Extracted information -
__________________________________________________

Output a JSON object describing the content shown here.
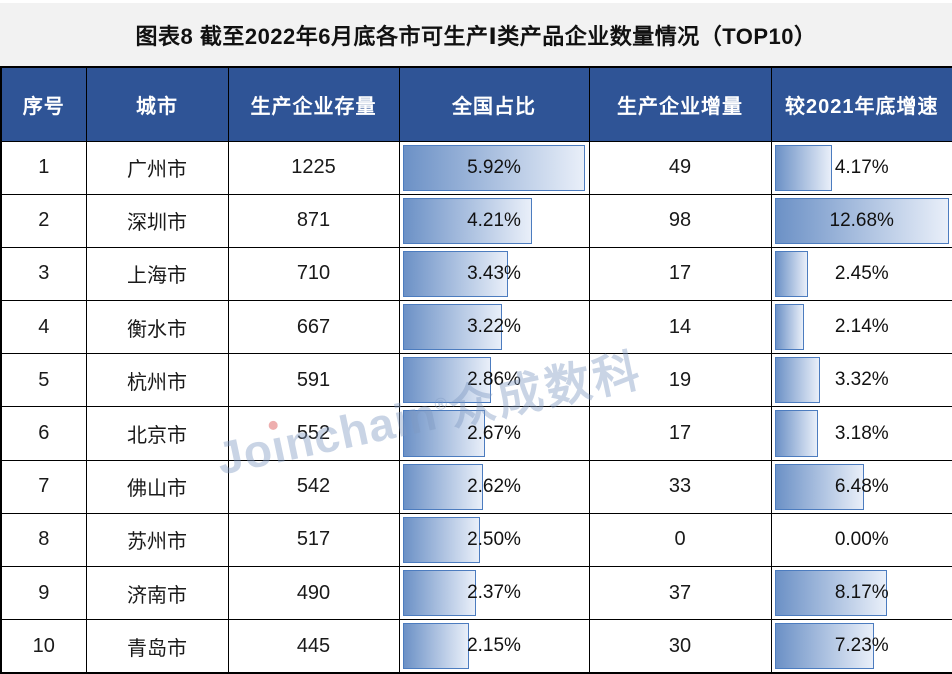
{
  "title": "图表8 截至2022年6月底各市可生产Ⅰ类产品企业数量情况（TOP10）",
  "colors": {
    "header_bg": "#2F5496",
    "grid": "#000000",
    "bar_border": "#4C7CBF",
    "bar_gradient_start": "#6C91C6",
    "bar_gradient_end": "#E9EFF9",
    "title_band_bg": "#F2F2F2"
  },
  "watermark": {
    "text": "Joinchain®众成数科",
    "part1": "Jo",
    "dotless_i": "ı",
    "part2": "nchain",
    "reg": "®",
    "cjk": "众成数科"
  },
  "chart_data": {
    "type": "table",
    "title": "图表8 截至2022年6月底各市可生产Ⅰ类产品企业数量情况（TOP10）",
    "columns": [
      "序号",
      "城市",
      "生产企业存量",
      "全国占比",
      "生产企业增量",
      "较2021年底增速"
    ],
    "share_axis_max": 5.92,
    "growth_axis_max": 12.68,
    "bar_style": "gradient data bar, left-aligned, length proportional to value",
    "rows": [
      {
        "rank": "1",
        "city": "广州市",
        "stock": "1225",
        "share": "5.92%",
        "share_val": 5.92,
        "increment": "49",
        "growth": "4.17%",
        "growth_val": 4.17
      },
      {
        "rank": "2",
        "city": "深圳市",
        "stock": "871",
        "share": "4.21%",
        "share_val": 4.21,
        "increment": "98",
        "growth": "12.68%",
        "growth_val": 12.68
      },
      {
        "rank": "3",
        "city": "上海市",
        "stock": "710",
        "share": "3.43%",
        "share_val": 3.43,
        "increment": "17",
        "growth": "2.45%",
        "growth_val": 2.45
      },
      {
        "rank": "4",
        "city": "衡水市",
        "stock": "667",
        "share": "3.22%",
        "share_val": 3.22,
        "increment": "14",
        "growth": "2.14%",
        "growth_val": 2.14
      },
      {
        "rank": "5",
        "city": "杭州市",
        "stock": "591",
        "share": "2.86%",
        "share_val": 2.86,
        "increment": "19",
        "growth": "3.32%",
        "growth_val": 3.32
      },
      {
        "rank": "6",
        "city": "北京市",
        "stock": "552",
        "share": "2.67%",
        "share_val": 2.67,
        "increment": "17",
        "growth": "3.18%",
        "growth_val": 3.18
      },
      {
        "rank": "7",
        "city": "佛山市",
        "stock": "542",
        "share": "2.62%",
        "share_val": 2.62,
        "increment": "33",
        "growth": "6.48%",
        "growth_val": 6.48
      },
      {
        "rank": "8",
        "city": "苏州市",
        "stock": "517",
        "share": "2.50%",
        "share_val": 2.5,
        "increment": "0",
        "growth": "0.00%",
        "growth_val": 0.0
      },
      {
        "rank": "9",
        "city": "济南市",
        "stock": "490",
        "share": "2.37%",
        "share_val": 2.37,
        "increment": "37",
        "growth": "8.17%",
        "growth_val": 8.17
      },
      {
        "rank": "10",
        "city": "青岛市",
        "stock": "445",
        "share": "2.15%",
        "share_val": 2.15,
        "increment": "30",
        "growth": "7.23%",
        "growth_val": 7.23
      }
    ]
  }
}
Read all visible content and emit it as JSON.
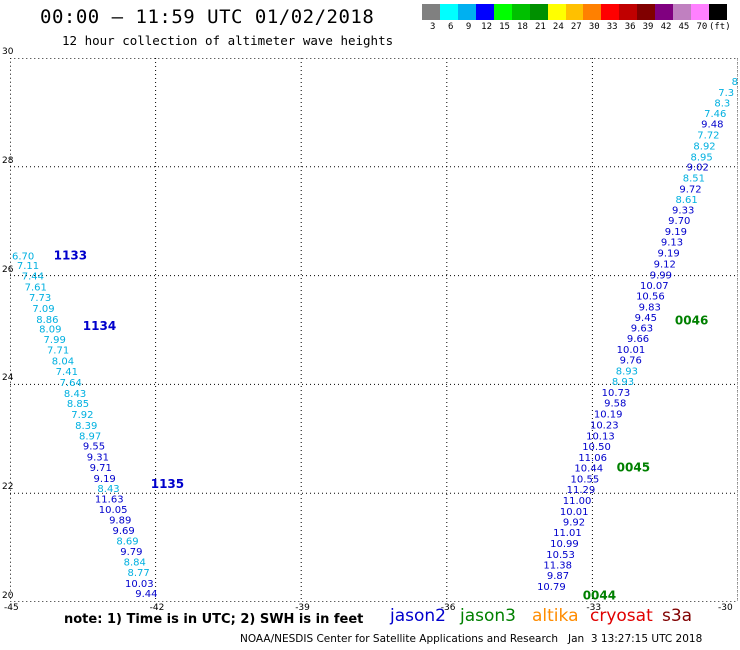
{
  "header": {
    "title": "00:00 – 11:59 UTC 01/02/2018",
    "subtitle": "12 hour collection of altimeter wave heights"
  },
  "colorbar": {
    "colors": [
      "#808080",
      "#00ffff",
      "#00b0f0",
      "#0000ff",
      "#00ff00",
      "#00c000",
      "#009000",
      "#ffff00",
      "#ffc000",
      "#ff8000",
      "#ff0000",
      "#c00000",
      "#800000",
      "#800080",
      "#c080c0",
      "#ff80ff",
      "#000000"
    ],
    "labels": [
      "3",
      "6",
      "9",
      "12",
      "15",
      "18",
      "21",
      "24",
      "27",
      "30",
      "33",
      "36",
      "39",
      "42",
      "45",
      "70",
      "(ft)"
    ]
  },
  "chart_data": {
    "type": "scatter",
    "x_ticks": [
      "-45",
      "-42",
      "-39",
      "-36",
      "-33",
      "-30"
    ],
    "y_ticks": [
      "30",
      "28",
      "26",
      "24",
      "22",
      "20"
    ],
    "xlim": [
      -45,
      -30
    ],
    "ylim": [
      20,
      30
    ],
    "time_labels": [
      {
        "text": "1133",
        "lon": -44.1,
        "lat": 26.3,
        "color": "#0000cc"
      },
      {
        "text": "1134",
        "lon": -43.5,
        "lat": 25.0,
        "color": "#0000cc"
      },
      {
        "text": "1135",
        "lon": -42.1,
        "lat": 22.1,
        "color": "#0000cc"
      },
      {
        "text": "0046",
        "lon": -31.3,
        "lat": 25.1,
        "color": "#008000"
      },
      {
        "text": "0045",
        "lon": -32.5,
        "lat": 22.4,
        "color": "#008000"
      },
      {
        "text": "0044",
        "lon": -33.2,
        "lat": 20.05,
        "color": "#008000"
      }
    ],
    "series": [
      {
        "name": "jason2",
        "points": [
          {
            "lon": -44.5,
            "lat": 26.3,
            "v": "6.70",
            "color": "#00b0e0"
          },
          {
            "lon": -44.4,
            "lat": 26.12,
            "v": "7.11",
            "color": "#00b0e0"
          },
          {
            "lon": -44.3,
            "lat": 25.93,
            "v": "7.44",
            "color": "#00b0e0"
          },
          {
            "lon": -44.24,
            "lat": 25.73,
            "v": "7.61",
            "color": "#00b0e0"
          },
          {
            "lon": -44.15,
            "lat": 25.53,
            "v": "7.73",
            "color": "#00b0e0"
          },
          {
            "lon": -44.08,
            "lat": 25.33,
            "v": "7.09",
            "color": "#00b0e0"
          },
          {
            "lon": -44.0,
            "lat": 25.13,
            "v": "8.86",
            "color": "#00b0e0"
          },
          {
            "lon": -43.94,
            "lat": 24.95,
            "v": "8.09",
            "color": "#00b0e0"
          },
          {
            "lon": -43.85,
            "lat": 24.76,
            "v": "7.99",
            "color": "#00b0e0"
          },
          {
            "lon": -43.78,
            "lat": 24.57,
            "v": "7.71",
            "color": "#00b0e0"
          },
          {
            "lon": -43.68,
            "lat": 24.37,
            "v": "8.04",
            "color": "#00b0e0"
          },
          {
            "lon": -43.6,
            "lat": 24.17,
            "v": "7.41",
            "color": "#00b0e0"
          },
          {
            "lon": -43.52,
            "lat": 23.97,
            "v": "7.64",
            "color": "#00b0e0"
          },
          {
            "lon": -43.43,
            "lat": 23.77,
            "v": "8.43",
            "color": "#00b0e0"
          },
          {
            "lon": -43.37,
            "lat": 23.58,
            "v": "8.85",
            "color": "#00b0e0"
          },
          {
            "lon": -43.28,
            "lat": 23.38,
            "v": "7.92",
            "color": "#00b0e0"
          },
          {
            "lon": -43.2,
            "lat": 23.18,
            "v": "8.39",
            "color": "#00b0e0"
          },
          {
            "lon": -43.12,
            "lat": 22.99,
            "v": "8.97",
            "color": "#00b0e0"
          },
          {
            "lon": -43.04,
            "lat": 22.8,
            "v": "9.55",
            "color": "#0000cc"
          },
          {
            "lon": -42.96,
            "lat": 22.6,
            "v": "9.31",
            "color": "#0000cc"
          },
          {
            "lon": -42.9,
            "lat": 22.41,
            "v": "9.71",
            "color": "#0000cc"
          },
          {
            "lon": -42.82,
            "lat": 22.21,
            "v": "9.19",
            "color": "#0000cc"
          },
          {
            "lon": -42.74,
            "lat": 22.02,
            "v": "8.43",
            "color": "#00b0e0"
          },
          {
            "lon": -42.66,
            "lat": 21.83,
            "v": "11.63",
            "color": "#0000cc"
          },
          {
            "lon": -42.58,
            "lat": 21.64,
            "v": "10.05",
            "color": "#0000cc"
          },
          {
            "lon": -42.5,
            "lat": 21.44,
            "v": "9.89",
            "color": "#0000cc"
          },
          {
            "lon": -42.43,
            "lat": 21.25,
            "v": "9.69",
            "color": "#0000cc"
          },
          {
            "lon": -42.35,
            "lat": 21.06,
            "v": "8.69",
            "color": "#00b0e0"
          },
          {
            "lon": -42.27,
            "lat": 20.86,
            "v": "9.79",
            "color": "#0000cc"
          },
          {
            "lon": -42.2,
            "lat": 20.67,
            "v": "8.84",
            "color": "#00b0e0"
          },
          {
            "lon": -42.12,
            "lat": 20.48,
            "v": "8.77",
            "color": "#00b0e0"
          },
          {
            "lon": -42.04,
            "lat": 20.28,
            "v": "10.03",
            "color": "#0000cc"
          },
          {
            "lon": -41.96,
            "lat": 20.09,
            "v": "9.44",
            "color": "#0000cc"
          }
        ]
      },
      {
        "name": "jason3",
        "points": [
          {
            "lon": -30.0,
            "lat": 29.5,
            "v": "8",
            "color": "#00b0e0"
          },
          {
            "lon": -30.08,
            "lat": 29.3,
            "v": "7.3",
            "color": "#00b0e0"
          },
          {
            "lon": -30.16,
            "lat": 29.11,
            "v": "8.3",
            "color": "#00b0e0"
          },
          {
            "lon": -30.24,
            "lat": 28.92,
            "v": "7.46",
            "color": "#00b0e0"
          },
          {
            "lon": -30.3,
            "lat": 28.72,
            "v": "9.48",
            "color": "#0000cc"
          },
          {
            "lon": -30.38,
            "lat": 28.52,
            "v": "7.72",
            "color": "#00b0e0"
          },
          {
            "lon": -30.46,
            "lat": 28.32,
            "v": "8.92",
            "color": "#00b0e0"
          },
          {
            "lon": -30.52,
            "lat": 28.12,
            "v": "8.95",
            "color": "#00b0e0"
          },
          {
            "lon": -30.6,
            "lat": 27.93,
            "v": "9.02",
            "color": "#0000cc"
          },
          {
            "lon": -30.68,
            "lat": 27.73,
            "v": "8.51",
            "color": "#00b0e0"
          },
          {
            "lon": -30.75,
            "lat": 27.53,
            "v": "9.72",
            "color": "#0000cc"
          },
          {
            "lon": -30.83,
            "lat": 27.33,
            "v": "8.61",
            "color": "#00b0e0"
          },
          {
            "lon": -30.9,
            "lat": 27.14,
            "v": "9.33",
            "color": "#0000cc"
          },
          {
            "lon": -30.98,
            "lat": 26.95,
            "v": "9.70",
            "color": "#0000cc"
          },
          {
            "lon": -31.05,
            "lat": 26.75,
            "v": "9.19",
            "color": "#0000cc"
          },
          {
            "lon": -31.13,
            "lat": 26.55,
            "v": "9.13",
            "color": "#0000cc"
          },
          {
            "lon": -31.2,
            "lat": 26.35,
            "v": "9.19",
            "color": "#0000cc"
          },
          {
            "lon": -31.28,
            "lat": 26.15,
            "v": "9.12",
            "color": "#0000cc"
          },
          {
            "lon": -31.36,
            "lat": 25.95,
            "v": "9.99",
            "color": "#0000cc"
          },
          {
            "lon": -31.43,
            "lat": 25.75,
            "v": "10.07",
            "color": "#0000cc"
          },
          {
            "lon": -31.51,
            "lat": 25.56,
            "v": "10.56",
            "color": "#0000cc"
          },
          {
            "lon": -31.59,
            "lat": 25.36,
            "v": "9.83",
            "color": "#0000cc"
          },
          {
            "lon": -31.67,
            "lat": 25.17,
            "v": "9.45",
            "color": "#0000cc"
          },
          {
            "lon": -31.75,
            "lat": 24.97,
            "v": "9.63",
            "color": "#0000cc"
          },
          {
            "lon": -31.83,
            "lat": 24.78,
            "v": "9.66",
            "color": "#0000cc"
          },
          {
            "lon": -31.91,
            "lat": 24.58,
            "v": "10.01",
            "color": "#0000cc"
          },
          {
            "lon": -31.98,
            "lat": 24.38,
            "v": "9.76",
            "color": "#0000cc"
          },
          {
            "lon": -32.06,
            "lat": 24.18,
            "v": "8.93",
            "color": "#00b0e0"
          },
          {
            "lon": -32.14,
            "lat": 23.99,
            "v": "8.93",
            "color": "#00b0e0"
          },
          {
            "lon": -32.22,
            "lat": 23.79,
            "v": "10.73",
            "color": "#0000cc"
          },
          {
            "lon": -32.3,
            "lat": 23.59,
            "v": "9.58",
            "color": "#0000cc"
          },
          {
            "lon": -32.38,
            "lat": 23.39,
            "v": "10.19",
            "color": "#0000cc"
          },
          {
            "lon": -32.46,
            "lat": 23.19,
            "v": "10.23",
            "color": "#0000cc"
          },
          {
            "lon": -32.54,
            "lat": 22.99,
            "v": "10.13",
            "color": "#0000cc"
          },
          {
            "lon": -32.62,
            "lat": 22.79,
            "v": "10.50",
            "color": "#0000cc"
          },
          {
            "lon": -32.7,
            "lat": 22.59,
            "v": "11.06",
            "color": "#0000cc"
          },
          {
            "lon": -32.78,
            "lat": 22.4,
            "v": "10.44",
            "color": "#0000cc"
          },
          {
            "lon": -32.86,
            "lat": 22.2,
            "v": "10.55",
            "color": "#0000cc"
          },
          {
            "lon": -32.94,
            "lat": 22.0,
            "v": "11.29",
            "color": "#0000cc"
          },
          {
            "lon": -33.02,
            "lat": 21.8,
            "v": "11.00",
            "color": "#0000cc"
          },
          {
            "lon": -33.08,
            "lat": 21.6,
            "v": "10.01",
            "color": "#0000cc"
          },
          {
            "lon": -33.15,
            "lat": 21.41,
            "v": "9.92",
            "color": "#0000cc"
          },
          {
            "lon": -33.22,
            "lat": 21.21,
            "v": "11.01",
            "color": "#0000cc"
          },
          {
            "lon": -33.28,
            "lat": 21.01,
            "v": "10.99",
            "color": "#0000cc"
          },
          {
            "lon": -33.36,
            "lat": 20.81,
            "v": "10.53",
            "color": "#0000cc"
          },
          {
            "lon": -33.42,
            "lat": 20.62,
            "v": "11.38",
            "color": "#0000cc"
          },
          {
            "lon": -33.48,
            "lat": 20.42,
            "v": "9.87",
            "color": "#0000cc"
          },
          {
            "lon": -33.55,
            "lat": 20.22,
            "v": "10.79",
            "color": "#0000cc"
          }
        ]
      }
    ]
  },
  "note": "note: 1) Time is in UTC; 2) SWH is in feet",
  "satellites": [
    {
      "name": "jason2",
      "color": "#0000cc"
    },
    {
      "name": "jason3",
      "color": "#008000"
    },
    {
      "name": "altika",
      "color": "#ff8c00"
    },
    {
      "name": "cryosat",
      "color": "#e00000"
    },
    {
      "name": "s3a",
      "color": "#800000"
    }
  ],
  "footer": "NOAA/NESDIS Center for Satellite Applications and Research   Jan  3 13:27:15 UTC 2018"
}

__________________________________________________

Directive -
How many lines of the listing above include the word "rank"? Reply with the number alone.

Exercise answer -
10